• [What you have to do] Extract the full set of records that follows, word for word.

Dataset items:
● ● ● ●

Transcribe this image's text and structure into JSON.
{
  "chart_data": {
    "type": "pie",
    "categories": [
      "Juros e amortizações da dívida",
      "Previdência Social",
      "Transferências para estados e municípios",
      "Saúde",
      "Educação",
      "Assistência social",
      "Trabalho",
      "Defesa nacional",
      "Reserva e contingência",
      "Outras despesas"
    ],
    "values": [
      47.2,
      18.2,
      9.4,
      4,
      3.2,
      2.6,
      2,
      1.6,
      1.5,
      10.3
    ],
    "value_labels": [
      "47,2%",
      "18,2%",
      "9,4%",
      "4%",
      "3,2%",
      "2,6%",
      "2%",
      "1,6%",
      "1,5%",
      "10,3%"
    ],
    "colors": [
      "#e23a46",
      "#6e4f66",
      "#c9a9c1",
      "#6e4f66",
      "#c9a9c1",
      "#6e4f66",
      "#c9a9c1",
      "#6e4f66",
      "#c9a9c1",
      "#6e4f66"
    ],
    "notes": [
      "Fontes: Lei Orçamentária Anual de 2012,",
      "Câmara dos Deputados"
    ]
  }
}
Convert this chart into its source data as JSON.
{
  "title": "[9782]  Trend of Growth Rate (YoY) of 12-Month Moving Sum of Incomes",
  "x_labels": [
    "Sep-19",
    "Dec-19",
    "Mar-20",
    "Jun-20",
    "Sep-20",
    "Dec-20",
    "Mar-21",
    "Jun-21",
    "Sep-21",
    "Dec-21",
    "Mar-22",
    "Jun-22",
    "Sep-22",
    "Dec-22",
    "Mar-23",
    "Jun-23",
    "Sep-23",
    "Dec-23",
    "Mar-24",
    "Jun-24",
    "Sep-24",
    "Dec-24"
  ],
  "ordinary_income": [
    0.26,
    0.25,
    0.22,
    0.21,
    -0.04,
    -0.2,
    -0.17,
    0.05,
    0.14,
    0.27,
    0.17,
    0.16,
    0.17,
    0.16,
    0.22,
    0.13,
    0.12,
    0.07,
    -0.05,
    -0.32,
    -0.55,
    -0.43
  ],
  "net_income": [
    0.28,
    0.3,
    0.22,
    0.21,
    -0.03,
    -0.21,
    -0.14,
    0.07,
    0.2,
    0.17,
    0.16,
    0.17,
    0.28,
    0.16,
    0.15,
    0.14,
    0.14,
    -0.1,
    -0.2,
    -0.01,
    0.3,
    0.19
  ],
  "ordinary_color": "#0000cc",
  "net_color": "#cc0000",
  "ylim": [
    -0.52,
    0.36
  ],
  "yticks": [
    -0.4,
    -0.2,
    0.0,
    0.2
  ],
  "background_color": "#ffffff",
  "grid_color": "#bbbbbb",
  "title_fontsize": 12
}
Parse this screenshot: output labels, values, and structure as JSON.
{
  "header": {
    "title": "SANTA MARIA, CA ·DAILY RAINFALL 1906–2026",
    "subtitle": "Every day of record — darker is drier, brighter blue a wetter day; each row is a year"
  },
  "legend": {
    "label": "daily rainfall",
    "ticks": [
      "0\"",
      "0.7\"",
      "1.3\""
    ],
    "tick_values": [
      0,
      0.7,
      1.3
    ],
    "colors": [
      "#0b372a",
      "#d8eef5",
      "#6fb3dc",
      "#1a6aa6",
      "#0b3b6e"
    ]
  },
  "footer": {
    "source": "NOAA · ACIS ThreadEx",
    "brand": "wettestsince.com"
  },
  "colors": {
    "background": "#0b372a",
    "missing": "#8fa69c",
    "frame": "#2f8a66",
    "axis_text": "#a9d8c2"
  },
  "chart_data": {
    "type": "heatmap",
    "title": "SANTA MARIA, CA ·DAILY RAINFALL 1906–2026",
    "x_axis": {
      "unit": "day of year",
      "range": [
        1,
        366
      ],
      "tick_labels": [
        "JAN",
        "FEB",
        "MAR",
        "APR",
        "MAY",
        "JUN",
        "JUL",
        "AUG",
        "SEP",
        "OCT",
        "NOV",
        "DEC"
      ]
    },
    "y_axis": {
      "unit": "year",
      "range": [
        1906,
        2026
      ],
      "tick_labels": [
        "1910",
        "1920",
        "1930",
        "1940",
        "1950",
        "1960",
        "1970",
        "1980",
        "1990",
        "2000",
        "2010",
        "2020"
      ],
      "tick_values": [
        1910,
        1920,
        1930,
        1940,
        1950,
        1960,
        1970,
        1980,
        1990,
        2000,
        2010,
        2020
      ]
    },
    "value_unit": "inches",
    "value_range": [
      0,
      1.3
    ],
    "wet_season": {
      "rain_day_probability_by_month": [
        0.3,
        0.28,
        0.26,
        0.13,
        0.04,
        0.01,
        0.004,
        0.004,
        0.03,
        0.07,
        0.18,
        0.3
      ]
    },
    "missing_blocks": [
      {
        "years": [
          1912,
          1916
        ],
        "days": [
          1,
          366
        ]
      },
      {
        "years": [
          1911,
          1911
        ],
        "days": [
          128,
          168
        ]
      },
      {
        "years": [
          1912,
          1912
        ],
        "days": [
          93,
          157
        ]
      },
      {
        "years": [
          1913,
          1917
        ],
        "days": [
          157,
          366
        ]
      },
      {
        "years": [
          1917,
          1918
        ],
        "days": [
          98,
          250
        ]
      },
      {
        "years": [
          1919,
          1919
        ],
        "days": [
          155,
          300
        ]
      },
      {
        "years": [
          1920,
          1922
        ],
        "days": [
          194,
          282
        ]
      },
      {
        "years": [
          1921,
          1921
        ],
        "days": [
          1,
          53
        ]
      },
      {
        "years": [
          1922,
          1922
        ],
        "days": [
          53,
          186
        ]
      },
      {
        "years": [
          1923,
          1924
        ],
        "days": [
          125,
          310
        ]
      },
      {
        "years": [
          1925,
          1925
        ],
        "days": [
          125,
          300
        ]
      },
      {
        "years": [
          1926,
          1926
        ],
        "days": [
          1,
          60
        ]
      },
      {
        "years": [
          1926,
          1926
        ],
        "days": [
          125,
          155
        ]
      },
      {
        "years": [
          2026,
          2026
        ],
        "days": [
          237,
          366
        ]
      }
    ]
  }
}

● ● ● ●

• [Task result]
Transcribe this image's text and structure into JSON.
{
  "chart_data": {
    "type": "pie",
    "categories": [
      "Juros e amortizações da dívida",
      "Previdência Social",
      "Transferências para estados e municípios",
      "Saúde",
      "Educação",
      "Assistência social",
      "Trabalho",
      "Defesa nacional",
      "Reserva e contingência",
      "Outras despesas"
    ],
    "values": [
      47.2,
      18.2,
      9.4,
      4,
      3.2,
      2.6,
      2,
      1.6,
      1.5,
      10.3
    ],
    "value_labels": [
      "47,2%",
      "18,2%",
      "9,4%",
      "4%",
      "3,2%",
      "2,6%",
      "2%",
      "1,6%",
      "1,5%",
      "10,3%"
    ],
    "colors": [
      "#e23a46",
      "#6e4f66",
      "#c9a9c1",
      "#6e4f66",
      "#c9a9c1",
      "#6e4f66",
      "#c9a9c1",
      "#6e4f66",
      "#c9a9c1",
      "#6e4f66"
    ],
    "notes": [
      "Fontes: Lei Orçamentária Anual de 2012,",
      "Câmara dos Deputados"
    ]
  }
}
Convert this chart into its source data as JSON.
{
  "title": "[9782]  Trend of Growth Rate (YoY) of 12-Month Moving Sum of Incomes",
  "x_labels": [
    "Sep-19",
    "Dec-19",
    "Mar-20",
    "Jun-20",
    "Sep-20",
    "Dec-20",
    "Mar-21",
    "Jun-21",
    "Sep-21",
    "Dec-21",
    "Mar-22",
    "Jun-22",
    "Sep-22",
    "Dec-22",
    "Mar-23",
    "Jun-23",
    "Sep-23",
    "Dec-23",
    "Mar-24",
    "Jun-24",
    "Sep-24",
    "Dec-24"
  ],
  "ordinary_income": [
    0.26,
    0.25,
    0.22,
    0.21,
    -0.04,
    -0.2,
    -0.17,
    0.05,
    0.14,
    0.27,
    0.17,
    0.16,
    0.17,
    0.16,
    0.22,
    0.13,
    0.12,
    0.07,
    -0.05,
    -0.32,
    -0.55,
    -0.43
  ],
  "net_income": [
    0.28,
    0.3,
    0.22,
    0.21,
    -0.03,
    -0.21,
    -0.14,
    0.07,
    0.2,
    0.17,
    0.16,
    0.17,
    0.28,
    0.16,
    0.15,
    0.14,
    0.14,
    -0.1,
    -0.2,
    -0.01,
    0.3,
    0.19
  ],
  "ordinary_color": "#0000cc",
  "net_color": "#cc0000",
  "ylim": [
    -0.52,
    0.36
  ],
  "yticks": [
    -0.4,
    -0.2,
    0.0,
    0.2
  ],
  "background_color": "#ffffff",
  "grid_color": "#bbbbbb",
  "title_fontsize": 12
}
Parse this screenshot: output labels, values, and structure as JSON.
{
  "header": {
    "title": "SANTA MARIA, CA ·DAILY RAINFALL 1906–2026",
    "subtitle": "Every day of record — darker is drier, brighter blue a wetter day; each row is a year"
  },
  "legend": {
    "label": "daily rainfall",
    "ticks": [
      "0\"",
      "0.7\"",
      "1.3\""
    ],
    "tick_values": [
      0,
      0.7,
      1.3
    ],
    "colors": [
      "#0b372a",
      "#d8eef5",
      "#6fb3dc",
      "#1a6aa6",
      "#0b3b6e"
    ]
  },
  "footer": {
    "source": "NOAA · ACIS ThreadEx",
    "brand": "wettestsince.com"
  },
  "colors": {
    "background": "#0b372a",
    "missing": "#8fa69c",
    "frame": "#2f8a66",
    "axis_text": "#a9d8c2"
  },
  "chart_data": {
    "type": "heatmap",
    "title": "SANTA MARIA, CA ·DAILY RAINFALL 1906–2026",
    "x_axis": {
      "unit": "day of year",
      "range": [
        1,
        366
      ],
      "tick_labels": [
        "JAN",
        "FEB",
        "MAR",
        "APR",
        "MAY",
        "JUN",
        "JUL",
        "AUG",
        "SEP",
        "OCT",
        "NOV",
        "DEC"
      ]
    },
    "y_axis": {
      "unit": "year",
      "range": [
        1906,
        2026
      ],
      "tick_labels": [
        "1910",
        "1920",
        "1930",
        "1940",
        "1950",
        "1960",
        "1970",
        "1980",
        "1990",
        "2000",
        "2010",
        "2020"
      ],
      "tick_values": [
        1910,
        1920,
        1930,
        1940,
        1950,
        1960,
        1970,
        1980,
        1990,
        2000,
        2010,
        2020
      ]
    },
    "value_unit": "inches",
    "value_range": [
      0,
      1.3
    ],
    "wet_season": {
      "rain_day_probability_by_month": [
        0.3,
        0.28,
        0.26,
        0.13,
        0.04,
        0.01,
        0.004,
        0.004,
        0.03,
        0.07,
        0.18,
        0.3
      ]
    },
    "missing_blocks": [
      {
        "years": [
          1912,
          1916
        ],
        "days": [
          1,
          366
        ]
      },
      {
        "years": [
          1911,
          1911
        ],
        "days": [
          128,
          168
        ]
      },
      {
        "years": [
          1912,
          1912
        ],
        "days": [
          93,
          157
        ]
      },
      {
        "years": [
          1913,
          1917
        ],
        "days": [
          157,
          366
        ]
      },
      {
        "years": [
          1917,
          1918
        ],
        "days": [
          98,
          250
        ]
      },
      {
        "years": [
          1919,
          1919
        ],
        "days": [
          155,
          300
        ]
      },
      {
        "years": [
          1920,
          1922
        ],
        "days": [
          194,
          282
        ]
      },
      {
        "years": [
          1921,
          1921
        ],
        "days": [
          1,
          53
        ]
      },
      {
        "years": [
          1922,
          1922
        ],
        "days": [
          53,
          186
        ]
      },
      {
        "years": [
          1923,
          1924
        ],
        "days": [
          125,
          310
        ]
      },
      {
        "years": [
          1925,
          1925
        ],
        "days": [
          125,
          300
        ]
      },
      {
        "years": [
          1926,
          1926
        ],
        "days": [
          1,
          60
        ]
      },
      {
        "years": [
          1926,
          1926
        ],
        "days": [
          125,
          155
        ]
      },
      {
        "years": [
          2026,
          2026
        ],
        "days": [
          237,
          366
        ]
      }
    ]
  }
}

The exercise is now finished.